<<<<

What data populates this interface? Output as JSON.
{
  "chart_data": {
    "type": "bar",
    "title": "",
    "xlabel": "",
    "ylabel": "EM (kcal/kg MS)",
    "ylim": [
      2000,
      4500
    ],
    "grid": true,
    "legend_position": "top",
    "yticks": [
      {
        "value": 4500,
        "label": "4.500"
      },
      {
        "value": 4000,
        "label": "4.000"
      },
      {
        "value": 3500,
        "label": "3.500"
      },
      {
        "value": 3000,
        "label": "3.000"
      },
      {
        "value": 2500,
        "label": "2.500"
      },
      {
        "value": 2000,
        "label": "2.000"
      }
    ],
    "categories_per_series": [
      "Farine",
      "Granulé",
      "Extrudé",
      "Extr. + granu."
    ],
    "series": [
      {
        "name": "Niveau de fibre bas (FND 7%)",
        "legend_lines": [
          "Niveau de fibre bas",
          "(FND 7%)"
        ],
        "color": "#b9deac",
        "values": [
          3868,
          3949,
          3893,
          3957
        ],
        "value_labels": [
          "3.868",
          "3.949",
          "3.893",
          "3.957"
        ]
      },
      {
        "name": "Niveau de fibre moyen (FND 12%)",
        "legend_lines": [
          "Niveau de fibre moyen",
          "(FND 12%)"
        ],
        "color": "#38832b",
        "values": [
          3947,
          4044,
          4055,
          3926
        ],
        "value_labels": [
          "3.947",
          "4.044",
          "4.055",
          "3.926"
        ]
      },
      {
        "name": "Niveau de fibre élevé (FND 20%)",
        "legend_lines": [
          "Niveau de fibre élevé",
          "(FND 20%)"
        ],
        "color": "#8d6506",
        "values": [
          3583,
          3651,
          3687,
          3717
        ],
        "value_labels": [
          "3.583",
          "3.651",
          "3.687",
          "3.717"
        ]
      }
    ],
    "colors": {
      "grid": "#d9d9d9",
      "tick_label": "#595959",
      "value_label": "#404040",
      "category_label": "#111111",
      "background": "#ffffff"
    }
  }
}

>>>>

• [Exercise aim]:
Repeat the whole listing exactly, keeping every line intact.

• [Answer to the problem]:
What data populates this interface? Output as JSON.
{
  "chart_data": {
    "type": "bar",
    "title": "",
    "xlabel": "",
    "ylabel": "EM (kcal/kg MS)",
    "ylim": [
      2000,
      4500
    ],
    "grid": true,
    "legend_position": "top",
    "yticks": [
      {
        "value": 4500,
        "label": "4.500"
      },
      {
        "value": 4000,
        "label": "4.000"
      },
      {
        "value": 3500,
        "label": "3.500"
      },
      {
        "value": 3000,
        "label": "3.000"
      },
      {
        "value": 2500,
        "label": "2.500"
      },
      {
        "value": 2000,
        "label": "2.000"
      }
    ],
    "categories_per_series": [
      "Farine",
      "Granulé",
      "Extrudé",
      "Extr. + granu."
    ],
    "series": [
      {
        "name": "Niveau de fibre bas (FND 7%)",
        "legend_lines": [
          "Niveau de fibre bas",
          "(FND 7%)"
        ],
        "color": "#b9deac",
        "values": [
          3868,
          3949,
          3893,
          3957
        ],
        "value_labels": [
          "3.868",
          "3.949",
          "3.893",
          "3.957"
        ]
      },
      {
        "name": "Niveau de fibre moyen (FND 12%)",
        "legend_lines": [
          "Niveau de fibre moyen",
          "(FND 12%)"
        ],
        "color": "#38832b",
        "values": [
          3947,
          4044,
          4055,
          3926
        ],
        "value_labels": [
          "3.947",
          "4.044",
          "4.055",
          "3.926"
        ]
      },
      {
        "name": "Niveau de fibre élevé (FND 20%)",
        "legend_lines": [
          "Niveau de fibre élevé",
          "(FND 20%)"
        ],
        "color": "#8d6506",
        "values": [
          3583,
          3651,
          3687,
          3717
        ],
        "value_labels": [
          "3.583",
          "3.651",
          "3.687",
          "3.717"
        ]
      }
    ],
    "colors": {
      "grid": "#d9d9d9",
      "tick_label": "#595959",
      "value_label": "#404040",
      "category_label": "#111111",
      "background": "#ffffff"
    }
  }
}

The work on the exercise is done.